**RECORD SET**
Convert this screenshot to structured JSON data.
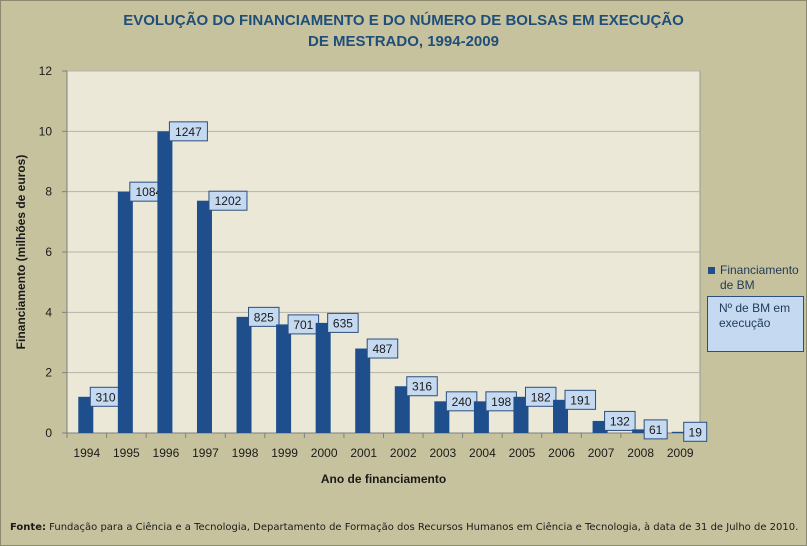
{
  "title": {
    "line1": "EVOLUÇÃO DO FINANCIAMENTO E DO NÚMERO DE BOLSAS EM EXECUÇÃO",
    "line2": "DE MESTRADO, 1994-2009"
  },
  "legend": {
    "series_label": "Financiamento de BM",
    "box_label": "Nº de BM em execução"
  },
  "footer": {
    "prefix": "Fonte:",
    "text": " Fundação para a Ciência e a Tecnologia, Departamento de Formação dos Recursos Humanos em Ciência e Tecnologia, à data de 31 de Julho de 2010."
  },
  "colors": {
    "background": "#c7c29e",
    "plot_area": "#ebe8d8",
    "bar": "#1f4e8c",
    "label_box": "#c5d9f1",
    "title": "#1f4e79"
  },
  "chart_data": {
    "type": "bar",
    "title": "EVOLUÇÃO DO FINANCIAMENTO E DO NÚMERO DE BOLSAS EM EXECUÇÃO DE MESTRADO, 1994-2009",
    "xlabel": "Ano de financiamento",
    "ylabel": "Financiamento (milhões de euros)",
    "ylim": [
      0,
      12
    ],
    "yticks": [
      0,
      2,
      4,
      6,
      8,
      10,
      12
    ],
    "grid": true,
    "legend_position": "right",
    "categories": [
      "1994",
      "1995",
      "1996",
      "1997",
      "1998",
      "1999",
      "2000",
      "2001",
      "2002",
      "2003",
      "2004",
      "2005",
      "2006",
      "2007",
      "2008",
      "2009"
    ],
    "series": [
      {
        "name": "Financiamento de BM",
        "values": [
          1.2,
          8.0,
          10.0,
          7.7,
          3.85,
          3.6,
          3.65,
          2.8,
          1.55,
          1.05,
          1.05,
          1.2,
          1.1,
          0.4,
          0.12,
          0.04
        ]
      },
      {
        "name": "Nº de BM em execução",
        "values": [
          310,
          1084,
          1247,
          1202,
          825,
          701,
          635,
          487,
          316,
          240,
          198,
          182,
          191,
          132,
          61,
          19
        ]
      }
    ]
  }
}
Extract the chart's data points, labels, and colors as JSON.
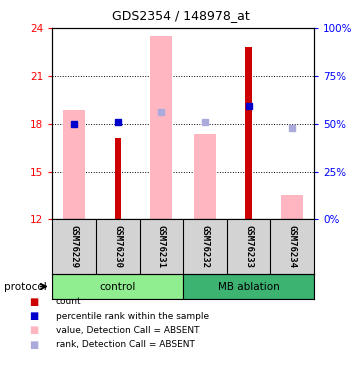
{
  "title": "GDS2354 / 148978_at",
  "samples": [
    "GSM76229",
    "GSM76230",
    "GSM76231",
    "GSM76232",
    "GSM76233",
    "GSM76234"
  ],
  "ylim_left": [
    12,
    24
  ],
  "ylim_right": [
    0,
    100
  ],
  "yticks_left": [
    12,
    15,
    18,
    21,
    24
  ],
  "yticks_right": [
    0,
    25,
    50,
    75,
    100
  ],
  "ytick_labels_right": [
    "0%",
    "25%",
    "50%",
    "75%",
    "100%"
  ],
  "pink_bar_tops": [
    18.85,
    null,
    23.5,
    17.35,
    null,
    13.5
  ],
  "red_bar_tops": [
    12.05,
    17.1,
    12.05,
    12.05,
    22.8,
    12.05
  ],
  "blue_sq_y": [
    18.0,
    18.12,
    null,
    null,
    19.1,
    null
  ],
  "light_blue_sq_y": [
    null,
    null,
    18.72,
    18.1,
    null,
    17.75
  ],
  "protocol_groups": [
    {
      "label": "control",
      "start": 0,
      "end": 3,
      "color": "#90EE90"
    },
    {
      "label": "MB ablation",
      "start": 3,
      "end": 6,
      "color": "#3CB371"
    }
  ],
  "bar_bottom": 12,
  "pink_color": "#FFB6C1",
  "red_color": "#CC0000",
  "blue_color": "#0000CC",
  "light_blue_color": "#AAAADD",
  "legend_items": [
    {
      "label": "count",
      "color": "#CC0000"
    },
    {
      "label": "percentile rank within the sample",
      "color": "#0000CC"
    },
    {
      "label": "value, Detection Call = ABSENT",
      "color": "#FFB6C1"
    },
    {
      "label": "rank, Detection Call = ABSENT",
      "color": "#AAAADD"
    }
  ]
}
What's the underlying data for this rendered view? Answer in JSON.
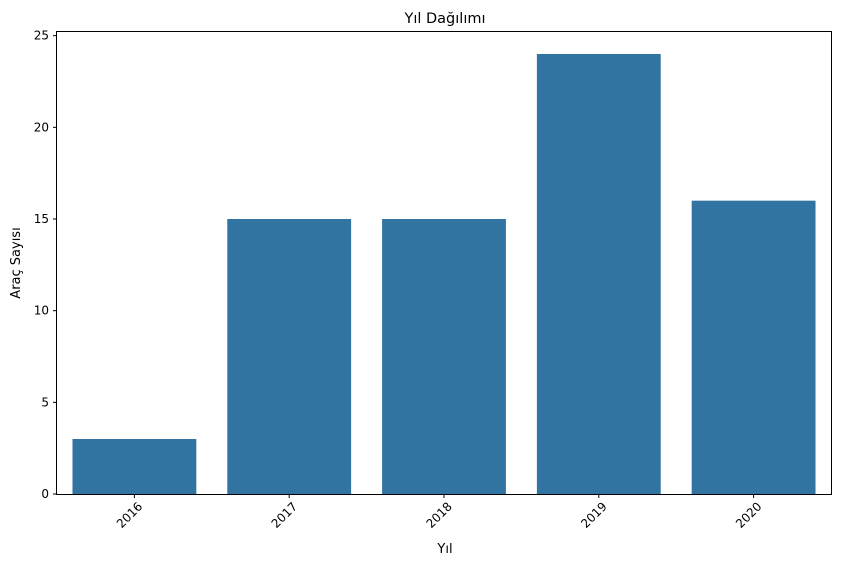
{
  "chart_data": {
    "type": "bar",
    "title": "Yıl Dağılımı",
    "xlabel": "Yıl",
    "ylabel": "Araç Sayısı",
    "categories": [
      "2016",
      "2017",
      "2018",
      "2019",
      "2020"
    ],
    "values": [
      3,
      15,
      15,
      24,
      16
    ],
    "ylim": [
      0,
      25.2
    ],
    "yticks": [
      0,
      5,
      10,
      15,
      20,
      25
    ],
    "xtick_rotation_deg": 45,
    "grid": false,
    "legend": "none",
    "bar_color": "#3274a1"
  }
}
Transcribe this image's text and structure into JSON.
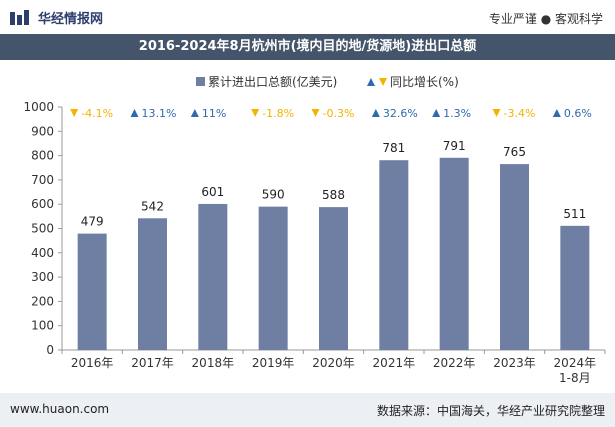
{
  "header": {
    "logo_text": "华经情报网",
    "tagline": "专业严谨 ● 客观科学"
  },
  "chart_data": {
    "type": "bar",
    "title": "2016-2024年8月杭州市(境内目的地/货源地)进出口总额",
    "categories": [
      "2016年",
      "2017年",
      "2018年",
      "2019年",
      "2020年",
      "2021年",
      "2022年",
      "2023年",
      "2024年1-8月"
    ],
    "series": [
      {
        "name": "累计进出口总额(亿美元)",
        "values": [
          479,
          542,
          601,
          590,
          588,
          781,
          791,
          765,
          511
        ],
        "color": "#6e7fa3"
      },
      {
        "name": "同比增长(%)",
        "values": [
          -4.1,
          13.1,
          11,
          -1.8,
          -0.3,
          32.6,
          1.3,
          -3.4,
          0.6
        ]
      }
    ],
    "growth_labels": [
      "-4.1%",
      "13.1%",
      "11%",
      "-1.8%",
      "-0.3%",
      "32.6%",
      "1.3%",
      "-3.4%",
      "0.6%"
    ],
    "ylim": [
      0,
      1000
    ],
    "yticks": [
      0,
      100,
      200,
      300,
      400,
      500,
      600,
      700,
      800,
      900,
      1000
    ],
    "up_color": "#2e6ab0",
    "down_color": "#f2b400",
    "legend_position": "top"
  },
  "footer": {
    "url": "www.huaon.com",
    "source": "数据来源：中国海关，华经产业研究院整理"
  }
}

**TO BE DONE**
Set the data above down again exactly as given, with no pictures.

**THE RESPONSE**
Convert this screenshot to structured JSON data.
{
  "title": {
    "line1": "EVOLUÇÃO DO FINANCIAMENTO E DO NÚMERO DE BOLSAS EM EXECUÇÃO",
    "line2": "DE MESTRADO, 1994-2009"
  },
  "legend": {
    "series_label": "Financiamento de BM",
    "box_label": "Nº de BM em execução"
  },
  "footer": {
    "prefix": "Fonte:",
    "text": " Fundação para a Ciência e a Tecnologia, Departamento de Formação dos Recursos Humanos em Ciência e Tecnologia, à data de 31 de Julho de 2010."
  },
  "colors": {
    "background": "#c7c29e",
    "plot_area": "#ebe8d8",
    "bar": "#1f4e8c",
    "label_box": "#c5d9f1",
    "title": "#1f4e79"
  },
  "chart_data": {
    "type": "bar",
    "title": "EVOLUÇÃO DO FINANCIAMENTO E DO NÚMERO DE BOLSAS EM EXECUÇÃO DE MESTRADO, 1994-2009",
    "xlabel": "Ano de financiamento",
    "ylabel": "Financiamento (milhões de euros)",
    "ylim": [
      0,
      12
    ],
    "yticks": [
      0,
      2,
      4,
      6,
      8,
      10,
      12
    ],
    "grid": true,
    "legend_position": "right",
    "categories": [
      "1994",
      "1995",
      "1996",
      "1997",
      "1998",
      "1999",
      "2000",
      "2001",
      "2002",
      "2003",
      "2004",
      "2005",
      "2006",
      "2007",
      "2008",
      "2009"
    ],
    "series": [
      {
        "name": "Financiamento de BM",
        "values": [
          1.2,
          8.0,
          10.0,
          7.7,
          3.85,
          3.6,
          3.65,
          2.8,
          1.55,
          1.05,
          1.05,
          1.2,
          1.1,
          0.4,
          0.12,
          0.04
        ]
      },
      {
        "name": "Nº de BM em execução",
        "values": [
          310,
          1084,
          1247,
          1202,
          825,
          701,
          635,
          487,
          316,
          240,
          198,
          182,
          191,
          132,
          61,
          19
        ]
      }
    ]
  }
}
Extract the chart's data points, labels, and colors as JSON.
{
  "title": "GDS2354 / 148978_at",
  "samples": [
    "GSM76229",
    "GSM76230",
    "GSM76231",
    "GSM76232",
    "GSM76233",
    "GSM76234"
  ],
  "ylim_left": [
    12,
    24
  ],
  "ylim_right": [
    0,
    100
  ],
  "yticks_left": [
    12,
    15,
    18,
    21,
    24
  ],
  "yticks_right": [
    0,
    25,
    50,
    75,
    100
  ],
  "ytick_labels_right": [
    "0%",
    "25%",
    "50%",
    "75%",
    "100%"
  ],
  "pink_bar_tops": [
    18.85,
    null,
    23.5,
    17.35,
    null,
    13.5
  ],
  "red_bar_tops": [
    12.05,
    17.1,
    12.05,
    12.05,
    22.8,
    12.05
  ],
  "blue_sq_y": [
    18.0,
    18.12,
    null,
    null,
    19.1,
    null
  ],
  "light_blue_sq_y": [
    null,
    null,
    18.72,
    18.1,
    null,
    17.75
  ],
  "protocol_groups": [
    {
      "label": "control",
      "start": 0,
      "end": 3,
      "color": "#90EE90"
    },
    {
      "label": "MB ablation",
      "start": 3,
      "end": 6,
      "color": "#3CB371"
    }
  ],
  "bar_bottom": 12,
  "pink_color": "#FFB6C1",
  "red_color": "#CC0000",
  "blue_color": "#0000CC",
  "light_blue_color": "#AAAADD",
  "legend_items": [
    {
      "label": "count",
      "color": "#CC0000"
    },
    {
      "label": "percentile rank within the sample",
      "color": "#0000CC"
    },
    {
      "label": "value, Detection Call = ABSENT",
      "color": "#FFB6C1"
    },
    {
      "label": "rank, Detection Call = ABSENT",
      "color": "#AAAADD"
    }
  ]
}
What's the underlying data for this rendered view? Answer in JSON.
{
  "chart_data": {
    "type": "bar",
    "title": "Yıl Dağılımı",
    "xlabel": "Yıl",
    "ylabel": "Araç Sayısı",
    "categories": [
      "2016",
      "2017",
      "2018",
      "2019",
      "2020"
    ],
    "values": [
      3,
      15,
      15,
      24,
      16
    ],
    "ylim": [
      0,
      25.2
    ],
    "yticks": [
      0,
      5,
      10,
      15,
      20,
      25
    ],
    "xtick_rotation_deg": 45,
    "grid": false,
    "legend": "none",
    "bar_color": "#3274a1"
  }
}
Transcribe this image's text and structure into JSON.
{
  "header": {
    "logo_text": "华经情报网",
    "tagline": "专业严谨 ● 客观科学"
  },
  "chart_data": {
    "type": "bar",
    "title": "2016-2024年8月杭州市(境内目的地/货源地)进出口总额",
    "categories": [
      "2016年",
      "2017年",
      "2018年",
      "2019年",
      "2020年",
      "2021年",
      "2022年",
      "2023年",
      "2024年1-8月"
    ],
    "series": [
      {
        "name": "累计进出口总额(亿美元)",
        "values": [
          479,
          542,
          601,
          590,
          588,
          781,
          791,
          765,
          511
        ],
        "color": "#6e7fa3"
      },
      {
        "name": "同比增长(%)",
        "values": [
          -4.1,
          13.1,
          11,
          -1.8,
          -0.3,
          32.6,
          1.3,
          -3.4,
          0.6
        ]
      }
    ],
    "growth_labels": [
      "-4.1%",
      "13.1%",
      "11%",
      "-1.8%",
      "-0.3%",
      "32.6%",
      "1.3%",
      "-3.4%",
      "0.6%"
    ],
    "ylim": [
      0,
      1000
    ],
    "yticks": [
      0,
      100,
      200,
      300,
      400,
      500,
      600,
      700,
      800,
      900,
      1000
    ],
    "up_color": "#2e6ab0",
    "down_color": "#f2b400",
    "legend_position": "top"
  },
  "footer": {
    "url": "www.huaon.com",
    "source": "数据来源：中国海关，华经产业研究院整理"
  }
}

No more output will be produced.